> **Task prompt**
Make an exact copy of the records, with the pictures left out.

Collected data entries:
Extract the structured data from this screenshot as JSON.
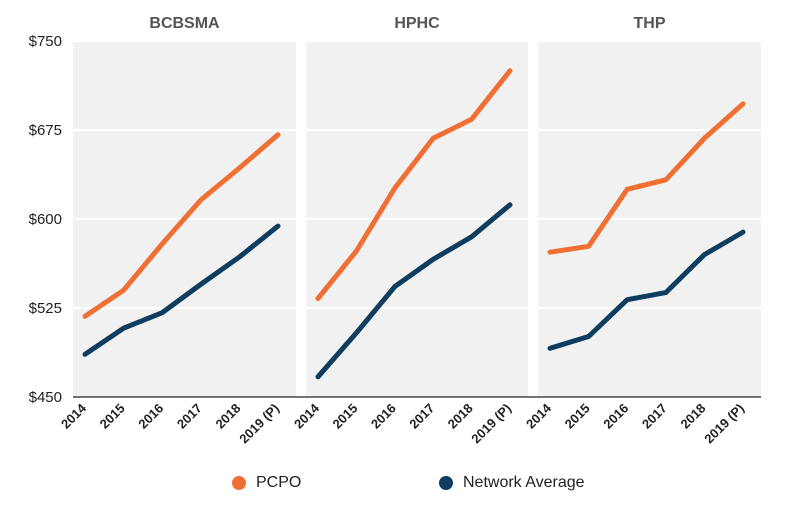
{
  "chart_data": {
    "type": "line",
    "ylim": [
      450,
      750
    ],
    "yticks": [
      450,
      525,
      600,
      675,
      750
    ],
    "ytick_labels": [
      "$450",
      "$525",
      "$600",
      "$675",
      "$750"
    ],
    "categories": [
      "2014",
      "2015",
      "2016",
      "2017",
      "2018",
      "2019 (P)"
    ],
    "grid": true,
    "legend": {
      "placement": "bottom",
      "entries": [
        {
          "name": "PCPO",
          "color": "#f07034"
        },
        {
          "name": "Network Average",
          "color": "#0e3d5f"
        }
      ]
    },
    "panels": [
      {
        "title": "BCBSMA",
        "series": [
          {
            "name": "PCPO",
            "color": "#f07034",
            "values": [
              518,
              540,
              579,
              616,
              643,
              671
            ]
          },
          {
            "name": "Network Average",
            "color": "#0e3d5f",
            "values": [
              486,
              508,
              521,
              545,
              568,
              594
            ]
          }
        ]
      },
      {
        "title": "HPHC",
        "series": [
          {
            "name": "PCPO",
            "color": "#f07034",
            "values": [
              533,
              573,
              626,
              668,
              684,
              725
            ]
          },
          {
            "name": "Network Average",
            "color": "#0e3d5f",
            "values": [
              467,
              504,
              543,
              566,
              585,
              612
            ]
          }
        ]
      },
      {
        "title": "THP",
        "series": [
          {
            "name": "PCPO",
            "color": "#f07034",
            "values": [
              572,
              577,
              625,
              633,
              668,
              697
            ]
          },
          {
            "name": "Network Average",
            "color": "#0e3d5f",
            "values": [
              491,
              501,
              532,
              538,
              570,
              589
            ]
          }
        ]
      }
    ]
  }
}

> **Task response**
Extract the structured data from this screenshot as JSON.
{
  "chart_data": {
    "type": "line",
    "ylim": [
      450,
      750
    ],
    "yticks": [
      450,
      525,
      600,
      675,
      750
    ],
    "ytick_labels": [
      "$450",
      "$525",
      "$600",
      "$675",
      "$750"
    ],
    "categories": [
      "2014",
      "2015",
      "2016",
      "2017",
      "2018",
      "2019 (P)"
    ],
    "grid": true,
    "legend": {
      "placement": "bottom",
      "entries": [
        {
          "name": "PCPO",
          "color": "#f07034"
        },
        {
          "name": "Network Average",
          "color": "#0e3d5f"
        }
      ]
    },
    "panels": [
      {
        "title": "BCBSMA",
        "series": [
          {
            "name": "PCPO",
            "color": "#f07034",
            "values": [
              518,
              540,
              579,
              616,
              643,
              671
            ]
          },
          {
            "name": "Network Average",
            "color": "#0e3d5f",
            "values": [
              486,
              508,
              521,
              545,
              568,
              594
            ]
          }
        ]
      },
      {
        "title": "HPHC",
        "series": [
          {
            "name": "PCPO",
            "color": "#f07034",
            "values": [
              533,
              573,
              626,
              668,
              684,
              725
            ]
          },
          {
            "name": "Network Average",
            "color": "#0e3d5f",
            "values": [
              467,
              504,
              543,
              566,
              585,
              612
            ]
          }
        ]
      },
      {
        "title": "THP",
        "series": [
          {
            "name": "PCPO",
            "color": "#f07034",
            "values": [
              572,
              577,
              625,
              633,
              668,
              697
            ]
          },
          {
            "name": "Network Average",
            "color": "#0e3d5f",
            "values": [
              491,
              501,
              532,
              538,
              570,
              589
            ]
          }
        ]
      }
    ]
  }
}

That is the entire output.